EXERCISE:
Reproduce each line of the listing exactly.

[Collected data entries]
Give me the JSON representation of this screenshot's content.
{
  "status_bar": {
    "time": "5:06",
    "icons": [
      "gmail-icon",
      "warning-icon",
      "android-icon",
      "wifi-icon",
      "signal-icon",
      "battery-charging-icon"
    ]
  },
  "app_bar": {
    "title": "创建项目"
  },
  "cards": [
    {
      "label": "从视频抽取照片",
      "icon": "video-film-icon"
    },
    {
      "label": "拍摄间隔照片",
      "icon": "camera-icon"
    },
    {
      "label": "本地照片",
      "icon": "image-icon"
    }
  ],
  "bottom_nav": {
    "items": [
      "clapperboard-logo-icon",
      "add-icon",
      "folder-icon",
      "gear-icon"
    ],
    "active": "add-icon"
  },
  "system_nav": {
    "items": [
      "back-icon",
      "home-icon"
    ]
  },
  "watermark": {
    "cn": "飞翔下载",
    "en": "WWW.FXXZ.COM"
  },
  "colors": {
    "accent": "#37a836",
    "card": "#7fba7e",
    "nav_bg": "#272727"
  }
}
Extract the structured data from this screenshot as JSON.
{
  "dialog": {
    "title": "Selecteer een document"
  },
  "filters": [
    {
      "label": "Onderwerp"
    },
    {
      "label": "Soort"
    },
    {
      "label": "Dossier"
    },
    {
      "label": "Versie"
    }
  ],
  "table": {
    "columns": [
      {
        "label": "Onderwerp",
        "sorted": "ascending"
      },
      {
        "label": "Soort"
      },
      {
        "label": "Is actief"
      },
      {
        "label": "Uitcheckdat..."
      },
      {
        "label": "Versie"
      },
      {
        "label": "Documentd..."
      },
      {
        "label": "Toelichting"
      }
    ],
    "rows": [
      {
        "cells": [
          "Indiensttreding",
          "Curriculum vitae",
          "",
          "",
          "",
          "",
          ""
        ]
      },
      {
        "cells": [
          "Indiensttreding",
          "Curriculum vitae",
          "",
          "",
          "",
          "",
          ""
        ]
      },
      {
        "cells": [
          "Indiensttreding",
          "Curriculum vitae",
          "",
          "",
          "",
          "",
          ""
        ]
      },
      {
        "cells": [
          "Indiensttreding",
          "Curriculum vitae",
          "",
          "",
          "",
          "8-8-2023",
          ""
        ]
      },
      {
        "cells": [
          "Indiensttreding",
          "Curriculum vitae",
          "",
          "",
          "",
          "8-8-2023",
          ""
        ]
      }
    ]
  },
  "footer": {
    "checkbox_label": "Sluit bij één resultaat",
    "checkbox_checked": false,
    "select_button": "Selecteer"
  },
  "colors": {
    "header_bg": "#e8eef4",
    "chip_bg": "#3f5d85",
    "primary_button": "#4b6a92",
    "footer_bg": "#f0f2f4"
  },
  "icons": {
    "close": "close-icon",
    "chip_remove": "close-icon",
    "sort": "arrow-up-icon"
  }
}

WORKED SOLUTION:
Give me the JSON representation of this screenshot's content.
{
  "status_bar": {
    "time": "5:06",
    "icons": [
      "gmail-icon",
      "warning-icon",
      "android-icon",
      "wifi-icon",
      "signal-icon",
      "battery-charging-icon"
    ]
  },
  "app_bar": {
    "title": "创建项目"
  },
  "cards": [
    {
      "label": "从视频抽取照片",
      "icon": "video-film-icon"
    },
    {
      "label": "拍摄间隔照片",
      "icon": "camera-icon"
    },
    {
      "label": "本地照片",
      "icon": "image-icon"
    }
  ],
  "bottom_nav": {
    "items": [
      "clapperboard-logo-icon",
      "add-icon",
      "folder-icon",
      "gear-icon"
    ],
    "active": "add-icon"
  },
  "system_nav": {
    "items": [
      "back-icon",
      "home-icon"
    ]
  },
  "watermark": {
    "cn": "飞翔下载",
    "en": "WWW.FXXZ.COM"
  },
  "colors": {
    "accent": "#37a836",
    "card": "#7fba7e",
    "nav_bg": "#272727"
  }
}
Extract the structured data from this screenshot as JSON.
{
  "dialog": {
    "title": "Selecteer een document"
  },
  "filters": [
    {
      "label": "Onderwerp"
    },
    {
      "label": "Soort"
    },
    {
      "label": "Dossier"
    },
    {
      "label": "Versie"
    }
  ],
  "table": {
    "columns": [
      {
        "label": "Onderwerp",
        "sorted": "ascending"
      },
      {
        "label": "Soort"
      },
      {
        "label": "Is actief"
      },
      {
        "label": "Uitcheckdat..."
      },
      {
        "label": "Versie"
      },
      {
        "label": "Documentd..."
      },
      {
        "label": "Toelichting"
      }
    ],
    "rows": [
      {
        "cells": [
          "Indiensttreding",
          "Curriculum vitae",
          "",
          "",
          "",
          "",
          ""
        ]
      },
      {
        "cells": [
          "Indiensttreding",
          "Curriculum vitae",
          "",
          "",
          "",
          "",
          ""
        ]
      },
      {
        "cells": [
          "Indiensttreding",
          "Curriculum vitae",
          "",
          "",
          "",
          "",
          ""
        ]
      },
      {
        "cells": [
          "Indiensttreding",
          "Curriculum vitae",
          "",
          "",
          "",
          "8-8-2023",
          ""
        ]
      },
      {
        "cells": [
          "Indiensttreding",
          "Curriculum vitae",
          "",
          "",
          "",
          "8-8-2023",
          ""
        ]
      }
    ]
  },
  "footer": {
    "checkbox_label": "Sluit bij één resultaat",
    "checkbox_checked": false,
    "select_button": "Selecteer"
  },
  "colors": {
    "header_bg": "#e8eef4",
    "chip_bg": "#3f5d85",
    "primary_button": "#4b6a92",
    "footer_bg": "#f0f2f4"
  },
  "icons": {
    "close": "close-icon",
    "chip_remove": "close-icon",
    "sort": "arrow-up-icon"
  }
}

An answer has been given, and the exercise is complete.